- What you should do: List all lines of the data that include the string "style".

___ Entries supplied

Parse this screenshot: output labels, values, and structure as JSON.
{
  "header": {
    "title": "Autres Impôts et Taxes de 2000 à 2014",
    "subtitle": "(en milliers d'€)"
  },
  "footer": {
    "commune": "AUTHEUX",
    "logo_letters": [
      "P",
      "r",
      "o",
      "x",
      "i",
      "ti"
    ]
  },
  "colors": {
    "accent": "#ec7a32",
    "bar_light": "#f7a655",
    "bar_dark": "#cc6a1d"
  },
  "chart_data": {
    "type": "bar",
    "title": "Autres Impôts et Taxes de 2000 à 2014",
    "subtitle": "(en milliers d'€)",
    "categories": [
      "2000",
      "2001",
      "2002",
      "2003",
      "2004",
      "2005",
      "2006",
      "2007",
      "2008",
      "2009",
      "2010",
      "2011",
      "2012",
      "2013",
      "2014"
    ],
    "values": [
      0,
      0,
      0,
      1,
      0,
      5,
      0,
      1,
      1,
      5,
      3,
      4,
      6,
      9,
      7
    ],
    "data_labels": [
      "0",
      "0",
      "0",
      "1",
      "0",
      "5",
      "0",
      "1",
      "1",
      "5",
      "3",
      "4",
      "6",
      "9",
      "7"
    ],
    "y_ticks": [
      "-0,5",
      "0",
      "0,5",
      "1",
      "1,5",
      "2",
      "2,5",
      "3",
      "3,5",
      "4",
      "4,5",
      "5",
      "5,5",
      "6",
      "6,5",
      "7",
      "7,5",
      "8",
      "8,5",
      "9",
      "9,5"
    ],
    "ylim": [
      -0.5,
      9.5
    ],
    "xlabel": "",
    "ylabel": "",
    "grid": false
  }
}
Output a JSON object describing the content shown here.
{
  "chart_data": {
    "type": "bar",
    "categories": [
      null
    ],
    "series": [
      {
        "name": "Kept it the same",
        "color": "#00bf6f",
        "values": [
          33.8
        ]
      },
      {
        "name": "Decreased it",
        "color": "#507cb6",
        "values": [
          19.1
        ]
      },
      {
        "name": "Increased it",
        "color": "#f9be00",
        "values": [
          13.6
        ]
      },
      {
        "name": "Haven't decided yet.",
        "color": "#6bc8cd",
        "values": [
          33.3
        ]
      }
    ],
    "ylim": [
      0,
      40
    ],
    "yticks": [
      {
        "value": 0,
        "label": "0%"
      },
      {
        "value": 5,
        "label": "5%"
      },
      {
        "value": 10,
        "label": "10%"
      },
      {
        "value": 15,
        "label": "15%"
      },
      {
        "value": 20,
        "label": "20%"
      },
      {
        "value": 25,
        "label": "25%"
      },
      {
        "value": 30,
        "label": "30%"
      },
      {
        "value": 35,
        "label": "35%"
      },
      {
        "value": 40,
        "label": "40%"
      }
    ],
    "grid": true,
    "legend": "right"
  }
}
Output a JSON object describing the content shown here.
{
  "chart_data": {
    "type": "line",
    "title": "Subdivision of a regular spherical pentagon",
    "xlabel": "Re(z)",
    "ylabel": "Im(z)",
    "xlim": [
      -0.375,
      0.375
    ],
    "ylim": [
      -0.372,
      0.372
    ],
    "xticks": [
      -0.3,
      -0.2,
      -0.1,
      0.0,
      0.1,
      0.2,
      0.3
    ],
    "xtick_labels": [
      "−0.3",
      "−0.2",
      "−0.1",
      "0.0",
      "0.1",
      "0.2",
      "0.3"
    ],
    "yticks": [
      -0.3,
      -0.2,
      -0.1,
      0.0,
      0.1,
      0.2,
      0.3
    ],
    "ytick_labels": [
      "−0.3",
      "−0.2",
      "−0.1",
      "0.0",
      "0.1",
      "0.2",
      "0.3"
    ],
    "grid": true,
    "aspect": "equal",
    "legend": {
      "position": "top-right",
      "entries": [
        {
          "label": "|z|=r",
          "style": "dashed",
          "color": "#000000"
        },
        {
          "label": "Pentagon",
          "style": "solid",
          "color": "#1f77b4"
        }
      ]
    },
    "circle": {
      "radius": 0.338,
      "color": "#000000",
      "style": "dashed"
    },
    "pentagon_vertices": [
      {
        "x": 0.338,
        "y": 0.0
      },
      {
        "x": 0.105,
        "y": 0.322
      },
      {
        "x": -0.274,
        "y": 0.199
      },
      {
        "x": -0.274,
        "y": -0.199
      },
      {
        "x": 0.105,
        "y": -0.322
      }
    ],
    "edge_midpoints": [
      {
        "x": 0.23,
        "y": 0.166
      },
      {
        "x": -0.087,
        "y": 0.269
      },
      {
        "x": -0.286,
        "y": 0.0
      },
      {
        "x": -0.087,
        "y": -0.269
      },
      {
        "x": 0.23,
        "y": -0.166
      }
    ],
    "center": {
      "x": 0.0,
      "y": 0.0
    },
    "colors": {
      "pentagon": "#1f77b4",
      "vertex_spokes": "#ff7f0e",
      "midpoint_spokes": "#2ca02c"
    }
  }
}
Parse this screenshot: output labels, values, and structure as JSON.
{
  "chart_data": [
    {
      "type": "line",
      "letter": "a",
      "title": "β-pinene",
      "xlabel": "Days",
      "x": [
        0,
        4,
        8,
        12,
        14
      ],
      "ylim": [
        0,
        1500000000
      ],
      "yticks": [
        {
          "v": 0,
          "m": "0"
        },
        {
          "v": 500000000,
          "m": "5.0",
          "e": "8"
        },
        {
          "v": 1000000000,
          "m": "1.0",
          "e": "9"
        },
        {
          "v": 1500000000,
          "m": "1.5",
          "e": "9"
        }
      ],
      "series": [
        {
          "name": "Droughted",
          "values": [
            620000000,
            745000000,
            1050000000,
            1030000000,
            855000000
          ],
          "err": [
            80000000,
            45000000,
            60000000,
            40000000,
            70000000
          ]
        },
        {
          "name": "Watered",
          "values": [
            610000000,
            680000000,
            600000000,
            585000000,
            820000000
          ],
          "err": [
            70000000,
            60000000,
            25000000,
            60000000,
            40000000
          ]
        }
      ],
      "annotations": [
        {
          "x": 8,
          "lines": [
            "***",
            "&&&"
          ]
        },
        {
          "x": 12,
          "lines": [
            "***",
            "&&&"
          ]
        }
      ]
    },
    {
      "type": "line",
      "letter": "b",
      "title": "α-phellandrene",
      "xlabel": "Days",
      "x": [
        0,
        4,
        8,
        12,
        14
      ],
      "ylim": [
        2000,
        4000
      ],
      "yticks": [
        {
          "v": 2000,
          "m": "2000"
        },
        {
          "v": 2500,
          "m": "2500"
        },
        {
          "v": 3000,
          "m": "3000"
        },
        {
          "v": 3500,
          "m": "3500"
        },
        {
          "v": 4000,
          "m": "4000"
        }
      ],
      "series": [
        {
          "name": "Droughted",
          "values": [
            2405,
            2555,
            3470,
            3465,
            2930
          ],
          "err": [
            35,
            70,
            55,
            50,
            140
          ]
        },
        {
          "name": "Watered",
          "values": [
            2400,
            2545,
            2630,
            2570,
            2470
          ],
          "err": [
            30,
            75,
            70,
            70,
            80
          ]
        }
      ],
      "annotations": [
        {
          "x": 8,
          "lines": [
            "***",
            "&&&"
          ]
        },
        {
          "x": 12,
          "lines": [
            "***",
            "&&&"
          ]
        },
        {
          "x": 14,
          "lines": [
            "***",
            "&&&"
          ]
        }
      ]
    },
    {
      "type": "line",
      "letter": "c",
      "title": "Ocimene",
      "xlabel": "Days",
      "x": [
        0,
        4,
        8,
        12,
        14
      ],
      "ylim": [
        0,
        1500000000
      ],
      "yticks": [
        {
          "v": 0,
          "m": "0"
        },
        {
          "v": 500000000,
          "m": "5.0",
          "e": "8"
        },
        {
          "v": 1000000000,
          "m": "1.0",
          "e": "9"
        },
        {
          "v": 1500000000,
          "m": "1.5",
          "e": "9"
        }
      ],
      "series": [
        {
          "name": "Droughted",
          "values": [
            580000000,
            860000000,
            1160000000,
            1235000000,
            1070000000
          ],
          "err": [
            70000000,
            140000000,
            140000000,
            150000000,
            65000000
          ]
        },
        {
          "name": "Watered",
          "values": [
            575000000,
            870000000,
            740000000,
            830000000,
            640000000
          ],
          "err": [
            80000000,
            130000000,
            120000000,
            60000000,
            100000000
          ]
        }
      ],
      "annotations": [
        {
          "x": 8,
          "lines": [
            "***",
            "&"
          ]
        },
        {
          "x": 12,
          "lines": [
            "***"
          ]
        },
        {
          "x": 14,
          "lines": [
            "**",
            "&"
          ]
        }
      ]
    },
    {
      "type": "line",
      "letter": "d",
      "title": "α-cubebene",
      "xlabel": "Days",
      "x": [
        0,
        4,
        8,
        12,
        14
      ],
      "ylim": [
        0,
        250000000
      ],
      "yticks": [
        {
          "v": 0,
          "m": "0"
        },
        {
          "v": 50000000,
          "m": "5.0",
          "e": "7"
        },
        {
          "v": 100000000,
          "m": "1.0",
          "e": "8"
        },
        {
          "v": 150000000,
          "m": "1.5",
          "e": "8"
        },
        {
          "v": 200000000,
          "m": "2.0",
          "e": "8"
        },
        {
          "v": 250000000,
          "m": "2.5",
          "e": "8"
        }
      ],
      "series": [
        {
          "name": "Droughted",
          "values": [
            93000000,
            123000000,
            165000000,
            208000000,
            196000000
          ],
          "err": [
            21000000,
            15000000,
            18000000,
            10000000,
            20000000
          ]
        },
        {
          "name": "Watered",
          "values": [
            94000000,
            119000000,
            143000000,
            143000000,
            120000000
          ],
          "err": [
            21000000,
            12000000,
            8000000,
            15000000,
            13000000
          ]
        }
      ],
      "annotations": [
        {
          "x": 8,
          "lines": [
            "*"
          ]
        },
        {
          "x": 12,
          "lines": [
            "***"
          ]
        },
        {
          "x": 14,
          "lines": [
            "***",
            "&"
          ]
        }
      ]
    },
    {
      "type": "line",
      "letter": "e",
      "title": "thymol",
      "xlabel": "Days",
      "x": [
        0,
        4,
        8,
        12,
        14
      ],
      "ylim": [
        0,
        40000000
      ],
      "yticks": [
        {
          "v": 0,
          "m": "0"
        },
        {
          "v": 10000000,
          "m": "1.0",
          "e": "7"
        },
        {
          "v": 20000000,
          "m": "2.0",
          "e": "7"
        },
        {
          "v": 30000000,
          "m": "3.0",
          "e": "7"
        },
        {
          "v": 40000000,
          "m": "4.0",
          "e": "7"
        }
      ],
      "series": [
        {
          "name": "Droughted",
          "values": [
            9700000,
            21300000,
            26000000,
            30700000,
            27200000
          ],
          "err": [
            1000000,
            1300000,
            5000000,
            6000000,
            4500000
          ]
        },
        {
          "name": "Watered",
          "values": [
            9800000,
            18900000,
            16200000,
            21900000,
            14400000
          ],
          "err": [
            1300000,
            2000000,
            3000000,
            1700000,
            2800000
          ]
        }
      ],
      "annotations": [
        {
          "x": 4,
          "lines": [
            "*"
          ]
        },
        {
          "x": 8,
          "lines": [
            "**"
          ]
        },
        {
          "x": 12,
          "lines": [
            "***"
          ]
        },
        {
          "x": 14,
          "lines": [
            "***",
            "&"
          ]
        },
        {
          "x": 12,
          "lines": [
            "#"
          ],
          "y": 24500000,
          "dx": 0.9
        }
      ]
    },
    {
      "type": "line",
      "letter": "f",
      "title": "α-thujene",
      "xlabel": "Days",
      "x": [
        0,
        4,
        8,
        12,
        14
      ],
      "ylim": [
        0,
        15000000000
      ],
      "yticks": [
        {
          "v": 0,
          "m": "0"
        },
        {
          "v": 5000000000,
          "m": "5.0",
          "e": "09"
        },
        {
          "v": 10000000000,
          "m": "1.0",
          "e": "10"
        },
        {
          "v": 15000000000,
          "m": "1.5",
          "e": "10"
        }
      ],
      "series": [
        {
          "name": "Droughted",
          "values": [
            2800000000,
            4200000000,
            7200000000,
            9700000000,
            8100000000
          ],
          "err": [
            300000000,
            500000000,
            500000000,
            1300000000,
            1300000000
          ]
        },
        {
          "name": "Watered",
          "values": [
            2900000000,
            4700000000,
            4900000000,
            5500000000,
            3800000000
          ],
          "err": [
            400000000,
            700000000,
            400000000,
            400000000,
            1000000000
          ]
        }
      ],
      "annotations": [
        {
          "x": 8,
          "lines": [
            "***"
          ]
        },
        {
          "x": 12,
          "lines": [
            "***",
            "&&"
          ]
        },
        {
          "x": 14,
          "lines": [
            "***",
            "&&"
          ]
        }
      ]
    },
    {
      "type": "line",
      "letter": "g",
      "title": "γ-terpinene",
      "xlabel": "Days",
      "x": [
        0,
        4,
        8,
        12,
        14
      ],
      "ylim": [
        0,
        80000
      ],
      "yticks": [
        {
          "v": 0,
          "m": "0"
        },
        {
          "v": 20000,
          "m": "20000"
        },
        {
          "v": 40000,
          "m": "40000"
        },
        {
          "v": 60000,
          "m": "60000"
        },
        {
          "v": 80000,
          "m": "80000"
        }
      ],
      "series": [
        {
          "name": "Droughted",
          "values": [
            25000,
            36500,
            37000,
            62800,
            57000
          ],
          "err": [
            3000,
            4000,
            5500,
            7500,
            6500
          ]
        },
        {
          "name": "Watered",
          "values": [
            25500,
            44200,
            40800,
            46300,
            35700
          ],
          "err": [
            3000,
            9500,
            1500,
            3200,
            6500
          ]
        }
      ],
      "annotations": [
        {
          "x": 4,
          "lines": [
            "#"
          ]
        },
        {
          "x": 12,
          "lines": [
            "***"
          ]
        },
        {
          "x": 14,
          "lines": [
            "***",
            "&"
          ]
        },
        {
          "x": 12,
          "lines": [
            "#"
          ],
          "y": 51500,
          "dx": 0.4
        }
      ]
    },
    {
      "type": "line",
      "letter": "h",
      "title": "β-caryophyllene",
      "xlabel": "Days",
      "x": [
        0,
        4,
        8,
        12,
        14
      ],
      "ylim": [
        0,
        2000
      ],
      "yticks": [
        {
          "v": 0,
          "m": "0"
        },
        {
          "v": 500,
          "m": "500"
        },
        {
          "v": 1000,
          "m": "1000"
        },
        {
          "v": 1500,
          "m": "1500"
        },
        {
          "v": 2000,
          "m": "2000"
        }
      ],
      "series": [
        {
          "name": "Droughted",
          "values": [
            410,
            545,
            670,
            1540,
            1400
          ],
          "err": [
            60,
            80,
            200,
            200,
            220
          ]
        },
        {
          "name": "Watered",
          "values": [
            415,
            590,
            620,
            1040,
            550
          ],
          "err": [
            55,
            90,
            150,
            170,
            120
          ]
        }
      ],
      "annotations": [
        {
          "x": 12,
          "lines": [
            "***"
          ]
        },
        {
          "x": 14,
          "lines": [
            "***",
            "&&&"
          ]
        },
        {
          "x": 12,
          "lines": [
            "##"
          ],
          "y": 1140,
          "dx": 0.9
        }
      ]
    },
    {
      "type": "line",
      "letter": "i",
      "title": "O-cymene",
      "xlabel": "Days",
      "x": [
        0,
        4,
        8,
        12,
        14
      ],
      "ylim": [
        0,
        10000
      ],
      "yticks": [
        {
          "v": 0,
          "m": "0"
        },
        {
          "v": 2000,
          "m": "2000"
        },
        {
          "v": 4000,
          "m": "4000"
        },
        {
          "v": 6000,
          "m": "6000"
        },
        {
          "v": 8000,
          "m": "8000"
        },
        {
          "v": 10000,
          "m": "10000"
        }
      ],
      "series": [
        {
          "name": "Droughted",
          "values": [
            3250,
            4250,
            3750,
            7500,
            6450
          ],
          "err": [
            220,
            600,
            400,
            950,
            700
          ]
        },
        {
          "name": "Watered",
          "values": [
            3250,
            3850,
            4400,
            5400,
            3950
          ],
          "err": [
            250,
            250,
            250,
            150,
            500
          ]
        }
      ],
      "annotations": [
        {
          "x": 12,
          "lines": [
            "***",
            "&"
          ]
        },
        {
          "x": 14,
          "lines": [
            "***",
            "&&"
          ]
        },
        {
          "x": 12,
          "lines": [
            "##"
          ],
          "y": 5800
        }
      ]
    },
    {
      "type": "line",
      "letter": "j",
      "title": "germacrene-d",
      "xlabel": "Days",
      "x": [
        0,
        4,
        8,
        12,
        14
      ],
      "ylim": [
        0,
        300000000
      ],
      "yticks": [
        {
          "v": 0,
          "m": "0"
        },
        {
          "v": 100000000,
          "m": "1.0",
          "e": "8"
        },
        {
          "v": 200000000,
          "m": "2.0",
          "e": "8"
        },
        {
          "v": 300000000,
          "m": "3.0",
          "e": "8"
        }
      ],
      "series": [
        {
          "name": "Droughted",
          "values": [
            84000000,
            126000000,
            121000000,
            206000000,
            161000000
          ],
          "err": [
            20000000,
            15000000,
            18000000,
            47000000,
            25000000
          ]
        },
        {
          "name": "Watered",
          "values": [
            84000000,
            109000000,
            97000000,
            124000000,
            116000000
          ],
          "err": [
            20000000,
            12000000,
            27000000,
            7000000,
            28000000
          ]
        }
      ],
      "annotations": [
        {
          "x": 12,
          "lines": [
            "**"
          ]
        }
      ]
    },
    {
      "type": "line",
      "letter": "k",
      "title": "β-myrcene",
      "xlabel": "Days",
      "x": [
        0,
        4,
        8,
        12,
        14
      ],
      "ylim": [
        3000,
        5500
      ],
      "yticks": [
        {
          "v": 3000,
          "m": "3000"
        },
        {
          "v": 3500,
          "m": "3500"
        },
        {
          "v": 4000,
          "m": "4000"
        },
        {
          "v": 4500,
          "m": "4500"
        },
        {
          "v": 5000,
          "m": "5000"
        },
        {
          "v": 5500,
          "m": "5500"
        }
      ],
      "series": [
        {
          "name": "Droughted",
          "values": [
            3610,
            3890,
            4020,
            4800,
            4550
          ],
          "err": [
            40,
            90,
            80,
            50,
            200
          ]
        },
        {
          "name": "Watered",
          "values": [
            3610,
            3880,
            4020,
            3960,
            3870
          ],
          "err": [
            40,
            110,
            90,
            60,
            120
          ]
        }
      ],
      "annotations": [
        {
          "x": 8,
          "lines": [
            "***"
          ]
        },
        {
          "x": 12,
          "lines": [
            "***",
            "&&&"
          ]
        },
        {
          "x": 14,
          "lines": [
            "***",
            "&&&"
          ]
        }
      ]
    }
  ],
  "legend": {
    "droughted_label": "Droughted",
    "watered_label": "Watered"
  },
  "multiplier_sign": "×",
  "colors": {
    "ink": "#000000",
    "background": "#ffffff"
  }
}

______

- Answer:
          "style": "dashed",
          "style": "solid",
      "style": "dashed"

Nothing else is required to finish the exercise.